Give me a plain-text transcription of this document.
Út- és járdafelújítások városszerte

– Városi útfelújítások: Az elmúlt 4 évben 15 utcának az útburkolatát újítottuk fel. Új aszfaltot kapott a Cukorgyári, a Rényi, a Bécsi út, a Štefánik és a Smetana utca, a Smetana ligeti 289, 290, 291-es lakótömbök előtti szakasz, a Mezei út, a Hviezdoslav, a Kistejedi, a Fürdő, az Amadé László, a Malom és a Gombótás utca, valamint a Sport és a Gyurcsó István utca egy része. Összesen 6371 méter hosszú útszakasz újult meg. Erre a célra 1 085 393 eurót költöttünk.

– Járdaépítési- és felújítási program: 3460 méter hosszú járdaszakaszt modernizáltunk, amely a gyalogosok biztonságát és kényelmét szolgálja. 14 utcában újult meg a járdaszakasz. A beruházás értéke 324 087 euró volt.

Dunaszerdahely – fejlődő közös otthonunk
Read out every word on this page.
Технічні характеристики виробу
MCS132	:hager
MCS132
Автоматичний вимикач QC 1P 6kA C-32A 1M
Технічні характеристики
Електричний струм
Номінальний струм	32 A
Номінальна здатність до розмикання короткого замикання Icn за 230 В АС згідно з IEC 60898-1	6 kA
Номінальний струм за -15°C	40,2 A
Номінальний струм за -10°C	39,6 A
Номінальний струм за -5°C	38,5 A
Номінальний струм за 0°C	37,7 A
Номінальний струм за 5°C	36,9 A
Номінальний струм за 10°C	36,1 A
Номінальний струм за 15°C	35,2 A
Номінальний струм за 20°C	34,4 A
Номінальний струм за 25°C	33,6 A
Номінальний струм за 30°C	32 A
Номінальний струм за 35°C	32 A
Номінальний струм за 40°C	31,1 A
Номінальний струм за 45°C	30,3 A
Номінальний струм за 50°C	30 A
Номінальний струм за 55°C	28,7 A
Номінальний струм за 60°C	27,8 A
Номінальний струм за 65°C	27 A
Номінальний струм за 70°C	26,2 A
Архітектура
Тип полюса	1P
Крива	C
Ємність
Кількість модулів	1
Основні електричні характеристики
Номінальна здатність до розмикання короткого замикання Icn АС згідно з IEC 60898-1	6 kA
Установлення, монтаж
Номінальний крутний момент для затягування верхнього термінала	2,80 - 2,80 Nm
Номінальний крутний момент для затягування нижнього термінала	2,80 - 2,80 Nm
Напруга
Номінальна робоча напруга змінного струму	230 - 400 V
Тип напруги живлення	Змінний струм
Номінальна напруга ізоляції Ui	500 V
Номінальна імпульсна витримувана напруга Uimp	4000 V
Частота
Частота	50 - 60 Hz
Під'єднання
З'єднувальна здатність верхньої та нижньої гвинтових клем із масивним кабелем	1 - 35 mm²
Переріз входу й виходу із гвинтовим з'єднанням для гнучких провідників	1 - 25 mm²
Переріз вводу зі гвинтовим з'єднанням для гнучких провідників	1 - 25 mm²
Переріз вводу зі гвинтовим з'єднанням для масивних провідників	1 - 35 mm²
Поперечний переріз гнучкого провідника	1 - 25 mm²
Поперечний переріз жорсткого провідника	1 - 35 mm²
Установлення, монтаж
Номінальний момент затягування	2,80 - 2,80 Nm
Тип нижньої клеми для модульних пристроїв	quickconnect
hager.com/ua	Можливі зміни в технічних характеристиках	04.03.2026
-------
## [GIVEN EXERCISE]
Identify and copy lines that hold the string "затягування".

## [SOLUTION TO THE PROBLEM]
Номінальний крутний момент для затягування верхнього термінала	2,80 - 2,80 Nm
Номінальний крутний момент для затягування нижнього термінала	2,80 - 2,80 Nm
Номінальний момент затягування	2,80 - 2,80 Nm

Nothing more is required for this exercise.